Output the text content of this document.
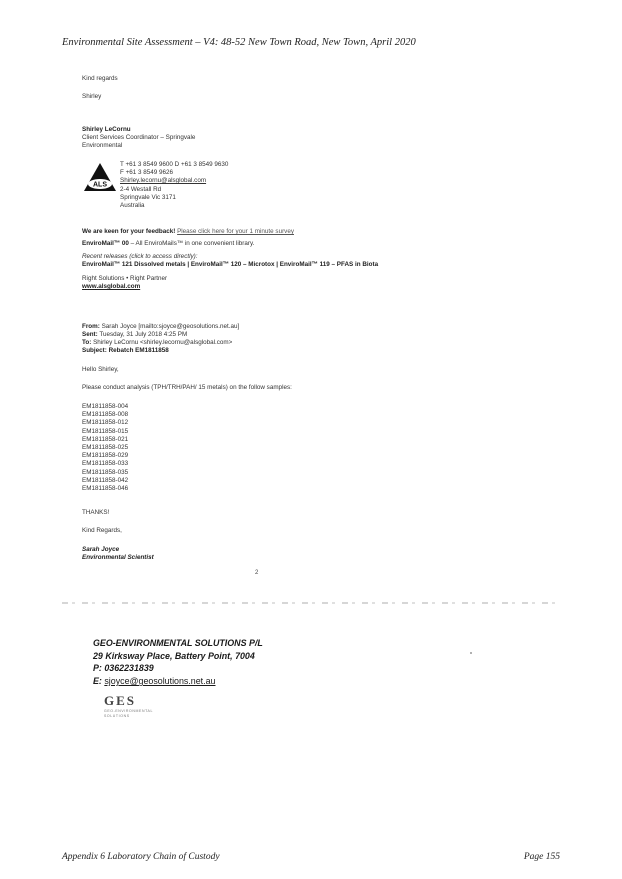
Environmental Site Assessment – V4: 48-52 New Town Road, New Town, April 2020
Kind regards
Shirley
Shirley LeCornu
Client Services Coordinator – Springvale
Environmental
ALS
T +61 3 8549 9600 D +61 3 8549 9630
F +61 3 8549 9626
Shirley.lecornu@alsglobal.com
2-4 Westall Rd
Springvale Vic 3171
Australia
We are keen for your feedback! Please click here for your 1 minute survey
EnviroMail™ 00 – All EnviroMails™ in one convenient library.
Recent releases (click to access directly):
EnviroMail™ 121 Dissolved metals | EnviroMail™ 120 – Microtox | EnviroMail™ 119 – PFAS in Biota
Right Solutions • Right Partner
www.alsglobal.com
From: Sarah Joyce [mailto:sjoyce@geosolutions.net.au]
Sent: Tuesday, 31 July 2018 4:25 PM
To: Shirley LeCornu <shirley.lecornu@alsglobal.com>
Subject: Rebatch EM1811858
Hello Shirley,
Please conduct analysis (TPH/TRH/PAH/ 15 metals) on the follow samples:
EM1811858-004
EM1811858-008
EM1811858-012
EM1811858-015
EM1811858-021
EM1811858-025
EM1811858-029
EM1811858-033
EM1811858-035
EM1811858-042
EM1811858-046
THANKS!
Kind Regards,
Sarah Joyce
Environmental Scientist
2
GEO-ENVIRONMENTAL SOLUTIONS P/L
29 Kirksway Place, Battery Point, 7004
P: 0362231839
E: sjoyce@geosolutions.net.au
GES
GEO-ENVIRONMENTAL SOLUTIONS
Appendix 6 Laboratory Chain of Custody	Page 155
^^^^^^^^
▸ YOUR OBJECTIVE: From the records above, pick out and copy each line holding the word "EnviroMail".

▸ TASK RESULT:
EnviroMail™ 00 – All EnviroMails™ in one convenient library.
EnviroMail™ 121 Dissolved metals | EnviroMail™ 120 – Microtox | EnviroMail™ 119 – PFAS in Biota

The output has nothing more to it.